- Письменное задание 1 -
Подсчитайте, в скольких строках записей встречается слово «Population». В ответе укажите только число.

- Фрагмент текста -
- - -

Через пару часов двинулись дальше. Прошел слух, что фашисты стараются отрезать дорогу на Севастополь по старой Ай-Петринской дороге Бахчисарай – Ялта через Ай-Петри. Движение значительно убыстрилось. Дождь, слякоть, холод – моя шинель осталась на подводе, на мне только плащ-палатка – создавали «прекрасное» настроение. Начала сказываться усталость. Ведь двигались мы без привалов – нужно было быстрее проскочить через стык дорог Ялта – Ай-Петри в районе Алупки. Подкреплялись только вином. Жители растаскивали ларьки, магазины, винные подвалы и не скупились снабжать нас всевозможными винами. Кстати, на дороге подобрал двух девочек школьниц, которые шли из Ялты домой с рюкзачками, полными муки. Их родители послали в Ялту за продуктами, прослышав, что там открыли склады. Помогли им донести их небогатый трофей. В результате безостановочного 16-часового движения мокрые, голодные, уставшие до предела прошли Байдарский туннель (Байдарские ворота) и к часу ночи остановились в часовне на самом перевале. Дальше не было сил двигаться, и мы на каменном полу этого храма Божьего, подстелив под себя кто что имел, заснули как мертвые. Конечно, никакой охраны не выставляли, и нас можно было взять голыми руками. Семьдесят километров отмахать за 16 часов без единой остановки что-нибудь да значит. Только рано утром пришли в себя и начали спуск в Байдарскую долину. Появилось солнце, хоть немного обогрелись, но с солнцем прилетели самолеты противника и хорошо нас пробомбили и обстреляли из пулеметов. Были, конечно, убитые и раненые. Рядом со мной лежал фельдшер нашего батальона. После налета обнаружили, что вся пола его шинели, которая была сантиметрах в 15-20 от моей головы, полностью изрешечена пулями. И для него, и для меня 15-20 сантиметров решили: жизнь или смерть. На войне как на войне. Все решают секунды, сантиметры и просто счастье, ибо предусмотреть в мелочах ничего нельзя.

- - -

- Предоставленные записи -

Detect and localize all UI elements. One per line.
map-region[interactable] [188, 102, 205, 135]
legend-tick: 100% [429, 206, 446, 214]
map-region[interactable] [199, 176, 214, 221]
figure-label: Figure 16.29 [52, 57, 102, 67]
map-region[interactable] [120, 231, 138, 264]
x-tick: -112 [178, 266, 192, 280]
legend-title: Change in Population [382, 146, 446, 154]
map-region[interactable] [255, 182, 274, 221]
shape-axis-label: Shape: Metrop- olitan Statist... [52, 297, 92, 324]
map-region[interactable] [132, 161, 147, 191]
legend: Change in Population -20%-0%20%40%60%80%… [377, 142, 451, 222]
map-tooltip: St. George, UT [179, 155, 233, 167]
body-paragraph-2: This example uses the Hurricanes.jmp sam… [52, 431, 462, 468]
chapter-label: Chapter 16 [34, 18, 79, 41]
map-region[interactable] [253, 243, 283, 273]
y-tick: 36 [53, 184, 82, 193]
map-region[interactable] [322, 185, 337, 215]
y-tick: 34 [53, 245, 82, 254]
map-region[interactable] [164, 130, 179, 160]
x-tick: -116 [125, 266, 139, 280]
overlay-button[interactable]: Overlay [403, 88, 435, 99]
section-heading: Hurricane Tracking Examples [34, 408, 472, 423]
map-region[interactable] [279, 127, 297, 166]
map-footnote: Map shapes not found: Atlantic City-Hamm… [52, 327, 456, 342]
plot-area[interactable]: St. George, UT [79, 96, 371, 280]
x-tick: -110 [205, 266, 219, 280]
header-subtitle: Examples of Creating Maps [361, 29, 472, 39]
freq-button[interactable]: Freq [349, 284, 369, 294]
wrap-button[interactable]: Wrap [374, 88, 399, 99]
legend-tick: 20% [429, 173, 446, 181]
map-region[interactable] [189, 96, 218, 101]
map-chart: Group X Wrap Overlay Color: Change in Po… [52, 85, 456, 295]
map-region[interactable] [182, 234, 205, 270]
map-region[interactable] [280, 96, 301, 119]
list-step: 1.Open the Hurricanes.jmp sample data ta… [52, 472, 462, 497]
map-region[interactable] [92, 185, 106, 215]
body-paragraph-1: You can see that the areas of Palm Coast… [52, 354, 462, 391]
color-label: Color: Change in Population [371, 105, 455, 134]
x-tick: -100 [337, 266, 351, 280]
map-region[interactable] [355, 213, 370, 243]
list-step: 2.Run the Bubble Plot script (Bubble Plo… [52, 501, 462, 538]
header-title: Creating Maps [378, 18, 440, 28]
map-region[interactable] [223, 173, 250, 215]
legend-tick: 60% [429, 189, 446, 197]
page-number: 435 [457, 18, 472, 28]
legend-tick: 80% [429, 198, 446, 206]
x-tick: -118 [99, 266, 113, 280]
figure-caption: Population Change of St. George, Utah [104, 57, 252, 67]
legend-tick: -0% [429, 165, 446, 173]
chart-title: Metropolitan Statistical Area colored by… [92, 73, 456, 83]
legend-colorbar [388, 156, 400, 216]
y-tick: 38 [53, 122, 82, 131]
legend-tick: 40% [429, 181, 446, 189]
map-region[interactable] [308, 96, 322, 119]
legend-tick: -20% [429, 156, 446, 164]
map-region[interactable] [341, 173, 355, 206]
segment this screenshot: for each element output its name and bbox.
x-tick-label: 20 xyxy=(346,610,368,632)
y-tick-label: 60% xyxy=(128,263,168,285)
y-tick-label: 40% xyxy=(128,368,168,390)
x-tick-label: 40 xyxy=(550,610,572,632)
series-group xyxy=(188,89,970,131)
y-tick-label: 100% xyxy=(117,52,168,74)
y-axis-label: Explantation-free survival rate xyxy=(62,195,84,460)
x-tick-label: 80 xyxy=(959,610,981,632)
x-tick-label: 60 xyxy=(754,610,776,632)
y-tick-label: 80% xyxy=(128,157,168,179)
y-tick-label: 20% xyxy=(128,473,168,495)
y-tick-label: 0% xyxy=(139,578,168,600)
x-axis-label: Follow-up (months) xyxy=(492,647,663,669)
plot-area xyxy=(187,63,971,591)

- - -

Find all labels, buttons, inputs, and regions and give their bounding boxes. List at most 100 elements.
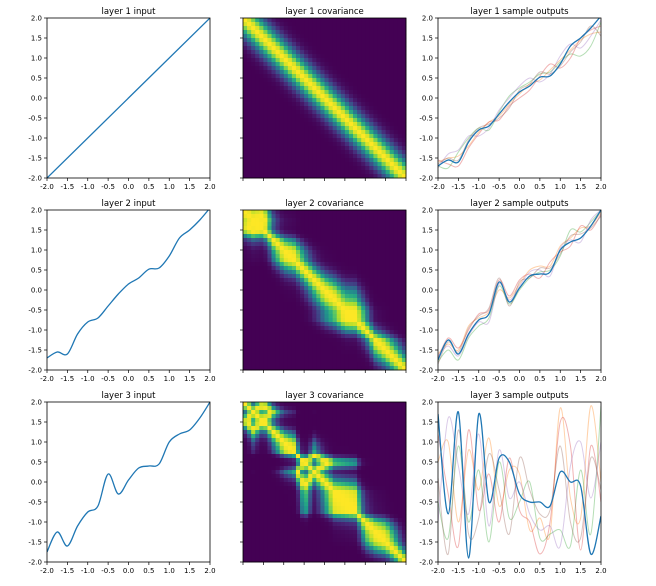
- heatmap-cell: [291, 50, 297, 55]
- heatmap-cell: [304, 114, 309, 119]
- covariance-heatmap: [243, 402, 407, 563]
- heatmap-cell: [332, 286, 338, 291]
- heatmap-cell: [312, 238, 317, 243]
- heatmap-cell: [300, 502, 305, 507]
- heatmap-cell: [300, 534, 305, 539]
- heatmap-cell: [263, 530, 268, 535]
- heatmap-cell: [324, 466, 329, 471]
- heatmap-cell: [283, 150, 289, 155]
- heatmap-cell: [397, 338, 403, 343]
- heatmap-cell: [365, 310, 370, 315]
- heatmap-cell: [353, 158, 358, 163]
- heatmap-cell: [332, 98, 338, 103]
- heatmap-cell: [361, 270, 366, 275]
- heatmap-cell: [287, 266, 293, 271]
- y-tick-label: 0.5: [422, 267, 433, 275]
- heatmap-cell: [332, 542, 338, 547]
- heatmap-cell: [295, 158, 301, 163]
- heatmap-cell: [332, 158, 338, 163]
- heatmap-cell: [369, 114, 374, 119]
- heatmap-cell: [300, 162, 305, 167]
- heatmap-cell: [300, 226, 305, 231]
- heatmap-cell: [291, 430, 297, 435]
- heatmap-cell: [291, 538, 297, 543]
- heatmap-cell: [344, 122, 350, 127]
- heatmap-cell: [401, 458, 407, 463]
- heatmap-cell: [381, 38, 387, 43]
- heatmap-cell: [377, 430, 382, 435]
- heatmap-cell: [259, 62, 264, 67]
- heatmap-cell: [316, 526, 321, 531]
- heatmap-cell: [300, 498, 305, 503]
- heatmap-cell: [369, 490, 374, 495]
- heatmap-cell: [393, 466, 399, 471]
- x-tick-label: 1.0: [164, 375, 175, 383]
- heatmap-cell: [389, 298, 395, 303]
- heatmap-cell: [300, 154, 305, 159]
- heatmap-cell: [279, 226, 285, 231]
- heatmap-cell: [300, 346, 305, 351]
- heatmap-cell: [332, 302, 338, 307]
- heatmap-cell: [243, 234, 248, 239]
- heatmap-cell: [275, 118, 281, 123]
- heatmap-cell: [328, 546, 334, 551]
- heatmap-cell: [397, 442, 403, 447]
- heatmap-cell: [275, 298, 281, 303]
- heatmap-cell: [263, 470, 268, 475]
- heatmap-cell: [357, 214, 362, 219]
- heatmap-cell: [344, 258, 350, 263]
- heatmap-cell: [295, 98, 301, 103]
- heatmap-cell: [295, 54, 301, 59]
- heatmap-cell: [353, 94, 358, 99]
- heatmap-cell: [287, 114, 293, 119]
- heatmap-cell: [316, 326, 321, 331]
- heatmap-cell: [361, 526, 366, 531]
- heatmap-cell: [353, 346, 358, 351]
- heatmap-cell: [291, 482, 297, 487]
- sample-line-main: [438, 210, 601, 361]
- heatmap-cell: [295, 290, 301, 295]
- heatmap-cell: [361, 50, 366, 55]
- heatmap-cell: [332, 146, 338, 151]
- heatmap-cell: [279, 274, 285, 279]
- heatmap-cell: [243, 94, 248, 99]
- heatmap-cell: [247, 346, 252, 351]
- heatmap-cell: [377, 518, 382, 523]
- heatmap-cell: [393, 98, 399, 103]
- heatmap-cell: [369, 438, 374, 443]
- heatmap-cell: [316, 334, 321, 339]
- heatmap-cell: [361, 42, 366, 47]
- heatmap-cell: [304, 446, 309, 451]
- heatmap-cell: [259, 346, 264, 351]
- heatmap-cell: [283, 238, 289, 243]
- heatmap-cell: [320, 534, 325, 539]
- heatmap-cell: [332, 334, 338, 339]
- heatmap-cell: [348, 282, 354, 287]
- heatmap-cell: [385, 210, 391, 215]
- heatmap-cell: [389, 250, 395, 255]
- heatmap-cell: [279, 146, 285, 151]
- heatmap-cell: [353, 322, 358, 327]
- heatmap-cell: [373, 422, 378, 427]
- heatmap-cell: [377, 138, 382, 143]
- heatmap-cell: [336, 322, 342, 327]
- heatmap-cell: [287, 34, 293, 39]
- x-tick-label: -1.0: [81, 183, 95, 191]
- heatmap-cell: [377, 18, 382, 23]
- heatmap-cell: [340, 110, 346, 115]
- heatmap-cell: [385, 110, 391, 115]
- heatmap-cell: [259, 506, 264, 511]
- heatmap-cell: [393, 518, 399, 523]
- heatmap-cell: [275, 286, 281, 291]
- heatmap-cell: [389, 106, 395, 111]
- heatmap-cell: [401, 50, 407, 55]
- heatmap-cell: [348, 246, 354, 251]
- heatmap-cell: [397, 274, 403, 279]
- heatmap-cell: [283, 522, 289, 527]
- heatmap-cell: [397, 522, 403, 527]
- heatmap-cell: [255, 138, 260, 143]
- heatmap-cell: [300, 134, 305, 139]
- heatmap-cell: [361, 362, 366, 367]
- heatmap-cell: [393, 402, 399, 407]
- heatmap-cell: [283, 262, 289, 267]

- - -

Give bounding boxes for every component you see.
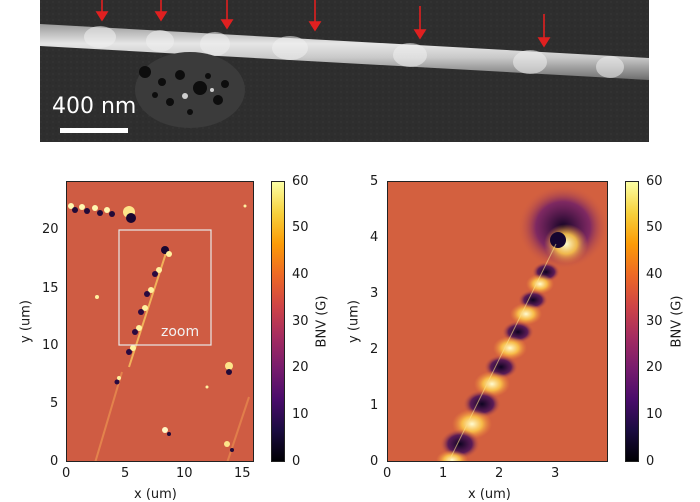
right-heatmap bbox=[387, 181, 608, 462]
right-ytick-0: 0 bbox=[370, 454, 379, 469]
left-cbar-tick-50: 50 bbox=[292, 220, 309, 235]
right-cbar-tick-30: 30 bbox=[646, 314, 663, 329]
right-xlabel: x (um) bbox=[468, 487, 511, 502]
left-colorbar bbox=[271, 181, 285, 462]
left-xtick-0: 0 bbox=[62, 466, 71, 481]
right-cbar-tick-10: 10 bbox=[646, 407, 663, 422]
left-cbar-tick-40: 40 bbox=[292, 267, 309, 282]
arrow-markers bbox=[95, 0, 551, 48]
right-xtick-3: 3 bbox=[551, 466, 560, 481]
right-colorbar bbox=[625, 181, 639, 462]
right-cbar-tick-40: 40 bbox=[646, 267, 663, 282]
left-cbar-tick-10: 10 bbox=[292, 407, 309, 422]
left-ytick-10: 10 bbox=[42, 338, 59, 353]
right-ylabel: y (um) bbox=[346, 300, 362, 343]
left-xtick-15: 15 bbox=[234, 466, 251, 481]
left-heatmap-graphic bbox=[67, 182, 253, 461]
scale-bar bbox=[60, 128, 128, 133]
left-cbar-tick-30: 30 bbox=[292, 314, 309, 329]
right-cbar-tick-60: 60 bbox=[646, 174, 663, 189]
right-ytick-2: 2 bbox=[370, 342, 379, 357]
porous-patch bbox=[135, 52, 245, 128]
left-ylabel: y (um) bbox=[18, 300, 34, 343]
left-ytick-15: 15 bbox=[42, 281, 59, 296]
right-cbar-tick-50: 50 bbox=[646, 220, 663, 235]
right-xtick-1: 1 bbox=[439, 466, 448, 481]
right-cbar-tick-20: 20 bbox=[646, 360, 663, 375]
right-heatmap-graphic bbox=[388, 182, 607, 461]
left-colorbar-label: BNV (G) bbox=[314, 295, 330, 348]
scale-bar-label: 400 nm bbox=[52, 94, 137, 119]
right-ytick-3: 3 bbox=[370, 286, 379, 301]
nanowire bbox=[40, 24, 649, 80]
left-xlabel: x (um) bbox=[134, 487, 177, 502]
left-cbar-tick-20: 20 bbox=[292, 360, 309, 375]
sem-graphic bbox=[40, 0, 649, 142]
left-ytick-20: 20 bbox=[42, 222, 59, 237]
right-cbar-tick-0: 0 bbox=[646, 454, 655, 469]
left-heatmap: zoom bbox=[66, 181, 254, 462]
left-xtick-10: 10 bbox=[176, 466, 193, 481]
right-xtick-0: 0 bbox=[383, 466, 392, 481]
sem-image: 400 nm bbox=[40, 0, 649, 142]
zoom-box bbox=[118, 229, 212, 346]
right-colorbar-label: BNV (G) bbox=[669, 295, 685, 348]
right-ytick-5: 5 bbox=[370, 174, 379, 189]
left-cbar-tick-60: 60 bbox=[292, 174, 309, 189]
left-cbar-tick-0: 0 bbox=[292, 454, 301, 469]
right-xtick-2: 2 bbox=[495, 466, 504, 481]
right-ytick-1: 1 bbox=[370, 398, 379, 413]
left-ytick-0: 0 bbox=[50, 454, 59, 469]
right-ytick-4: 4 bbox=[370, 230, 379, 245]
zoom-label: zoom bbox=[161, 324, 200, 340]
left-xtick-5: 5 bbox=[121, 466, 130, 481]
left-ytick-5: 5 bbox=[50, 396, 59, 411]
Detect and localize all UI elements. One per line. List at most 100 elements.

- - -

- Письменное задание 2 -
Изложите отрывок о переходе через Байдарский перевал в двух предложениях.

- Результат упражнения 1 -
4

- Результат упражнения 2 -
После безостановочного шестнадцатичасового движения под дождем мокрые, голодные и уставшие до предела люди прошли Байдарский туннель и к часу ночи заснули на каменном полу часовни на перевале. Утром во время спуска в Байдарскую долину их бомбили и обстреливали самолеты противника, и пули изрешетили полу шинели фельдшера, лежавшую в 15–20 сантиметрах от головы рассказчика.